◆ Task details
Reproduce the listing below without any change.

◆ Material for this task
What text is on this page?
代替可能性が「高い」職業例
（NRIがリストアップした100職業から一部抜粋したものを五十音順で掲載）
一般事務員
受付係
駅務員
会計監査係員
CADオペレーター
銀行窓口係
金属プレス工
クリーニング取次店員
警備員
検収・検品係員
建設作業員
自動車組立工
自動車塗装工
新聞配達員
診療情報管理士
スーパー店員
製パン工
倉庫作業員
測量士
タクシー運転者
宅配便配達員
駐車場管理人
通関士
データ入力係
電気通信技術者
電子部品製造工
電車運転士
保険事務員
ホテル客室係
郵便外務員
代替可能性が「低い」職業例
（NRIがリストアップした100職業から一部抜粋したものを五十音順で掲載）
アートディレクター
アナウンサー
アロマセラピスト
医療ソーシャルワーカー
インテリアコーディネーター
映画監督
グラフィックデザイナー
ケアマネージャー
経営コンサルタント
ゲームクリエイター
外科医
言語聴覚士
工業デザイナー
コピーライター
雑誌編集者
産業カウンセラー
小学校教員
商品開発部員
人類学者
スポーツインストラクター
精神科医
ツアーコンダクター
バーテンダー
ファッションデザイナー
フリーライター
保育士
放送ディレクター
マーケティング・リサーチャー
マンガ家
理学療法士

◆ Result of this task
What text is on this page?
代替可能性が「高い」職業例
（NRIがリストアップした100職業から一部抜粋したものを五十音順で掲載）
一般事務員
受付係
駅務員
会計監査係員
CADオペレーター
銀行窓口係
金属プレス工
クリーニング取次店員
警備員
検収・検品係員
建設作業員
自動車組立工
自動車塗装工
新聞配達員
診療情報管理士
スーパー店員
製パン工
倉庫作業員
測量士
タクシー運転者
宅配便配達員
駐車場管理人
通関士
データ入力係
電気通信技術者
電子部品製造工
電車運転士
保険事務員
ホテル客室係
郵便外務員
代替可能性が「低い」職業例
（NRIがリストアップした100職業から一部抜粋したものを五十音順で掲載）
アートディレクター
アナウンサー
アロマセラピスト
医療ソーシャルワーカー
インテリアコーディネーター
映画監督
グラフィックデザイナー
ケアマネージャー
経営コンサルタント
ゲームクリエイター
外科医
言語聴覚士
工業デザイナー
コピーライター
雑誌編集者
産業カウンセラー
小学校教員
商品開発部員
人類学者
スポーツインストラクター
精神科医
ツアーコンダクター
バーテンダー
ファッションデザイナー
フリーライター
保育士
放送ディレクター
マーケティング・リサーチャー
マンガ家
理学療法士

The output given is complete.